══ DATA LISTING

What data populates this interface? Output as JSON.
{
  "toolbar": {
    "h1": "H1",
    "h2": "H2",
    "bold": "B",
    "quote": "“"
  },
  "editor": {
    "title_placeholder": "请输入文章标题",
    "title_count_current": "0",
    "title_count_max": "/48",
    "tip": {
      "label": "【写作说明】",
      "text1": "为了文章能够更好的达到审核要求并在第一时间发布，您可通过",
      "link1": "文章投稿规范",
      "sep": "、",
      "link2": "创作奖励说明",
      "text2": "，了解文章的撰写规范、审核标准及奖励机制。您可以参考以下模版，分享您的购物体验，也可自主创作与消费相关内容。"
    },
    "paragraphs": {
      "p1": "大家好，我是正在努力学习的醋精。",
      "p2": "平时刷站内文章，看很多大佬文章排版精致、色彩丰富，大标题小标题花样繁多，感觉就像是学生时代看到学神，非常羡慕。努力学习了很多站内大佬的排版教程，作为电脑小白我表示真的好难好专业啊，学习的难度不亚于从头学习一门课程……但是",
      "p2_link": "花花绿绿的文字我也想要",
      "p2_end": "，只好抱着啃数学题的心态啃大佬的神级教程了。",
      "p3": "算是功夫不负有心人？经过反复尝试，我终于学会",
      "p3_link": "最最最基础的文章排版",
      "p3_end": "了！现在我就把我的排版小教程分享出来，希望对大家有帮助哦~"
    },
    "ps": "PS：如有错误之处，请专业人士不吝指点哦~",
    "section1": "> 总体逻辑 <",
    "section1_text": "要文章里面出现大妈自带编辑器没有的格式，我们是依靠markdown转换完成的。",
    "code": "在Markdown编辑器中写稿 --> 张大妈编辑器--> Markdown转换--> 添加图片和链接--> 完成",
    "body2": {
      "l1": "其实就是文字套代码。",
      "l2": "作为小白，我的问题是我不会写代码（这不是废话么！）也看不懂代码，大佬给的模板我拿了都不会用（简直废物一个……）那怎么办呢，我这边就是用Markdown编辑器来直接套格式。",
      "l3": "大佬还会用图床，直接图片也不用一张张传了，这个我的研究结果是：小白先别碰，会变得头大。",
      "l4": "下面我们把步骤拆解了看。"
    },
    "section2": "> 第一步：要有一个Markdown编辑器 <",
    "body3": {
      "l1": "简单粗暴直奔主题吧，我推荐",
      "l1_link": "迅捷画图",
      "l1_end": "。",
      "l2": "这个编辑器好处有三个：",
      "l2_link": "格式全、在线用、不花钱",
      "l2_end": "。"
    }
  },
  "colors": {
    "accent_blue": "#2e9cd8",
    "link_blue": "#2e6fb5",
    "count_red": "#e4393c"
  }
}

════

**TASK DESCRIPTION:** Your task is to give the records above again, exactly.

**RESULT FOR THIS EXERCISE:**
What data populates this interface? Output as JSON.
{
  "toolbar": {
    "h1": "H1",
    "h2": "H2",
    "bold": "B",
    "quote": "“"
  },
  "editor": {
    "title_placeholder": "请输入文章标题",
    "title_count_current": "0",
    "title_count_max": "/48",
    "tip": {
      "label": "【写作说明】",
      "text1": "为了文章能够更好的达到审核要求并在第一时间发布，您可通过",
      "link1": "文章投稿规范",
      "sep": "、",
      "link2": "创作奖励说明",
      "text2": "，了解文章的撰写规范、审核标准及奖励机制。您可以参考以下模版，分享您的购物体验，也可自主创作与消费相关内容。"
    },
    "paragraphs": {
      "p1": "大家好，我是正在努力学习的醋精。",
      "p2": "平时刷站内文章，看很多大佬文章排版精致、色彩丰富，大标题小标题花样繁多，感觉就像是学生时代看到学神，非常羡慕。努力学习了很多站内大佬的排版教程，作为电脑小白我表示真的好难好专业啊，学习的难度不亚于从头学习一门课程……但是",
      "p2_link": "花花绿绿的文字我也想要",
      "p2_end": "，只好抱着啃数学题的心态啃大佬的神级教程了。",
      "p3": "算是功夫不负有心人？经过反复尝试，我终于学会",
      "p3_link": "最最最基础的文章排版",
      "p3_end": "了！现在我就把我的排版小教程分享出来，希望对大家有帮助哦~"
    },
    "ps": "PS：如有错误之处，请专业人士不吝指点哦~",
    "section1": "> 总体逻辑 <",
    "section1_text": "要文章里面出现大妈自带编辑器没有的格式，我们是依靠markdown转换完成的。",
    "code": "在Markdown编辑器中写稿 --> 张大妈编辑器--> Markdown转换--> 添加图片和链接--> 完成",
    "body2": {
      "l1": "其实就是文字套代码。",
      "l2": "作为小白，我的问题是我不会写代码（这不是废话么！）也看不懂代码，大佬给的模板我拿了都不会用（简直废物一个……）那怎么办呢，我这边就是用Markdown编辑器来直接套格式。",
      "l3": "大佬还会用图床，直接图片也不用一张张传了，这个我的研究结果是：小白先别碰，会变得头大。",
      "l4": "下面我们把步骤拆解了看。"
    },
    "section2": "> 第一步：要有一个Markdown编辑器 <",
    "body3": {
      "l1": "简单粗暴直奔主题吧，我推荐",
      "l1_link": "迅捷画图",
      "l1_end": "。",
      "l2": "这个编辑器好处有三个：",
      "l2_link": "格式全、在线用、不花钱",
      "l2_end": "。"
    }
  },
  "colors": {
    "accent_blue": "#2e9cd8",
    "link_blue": "#2e6fb5",
    "count_red": "#e4393c"
  }
}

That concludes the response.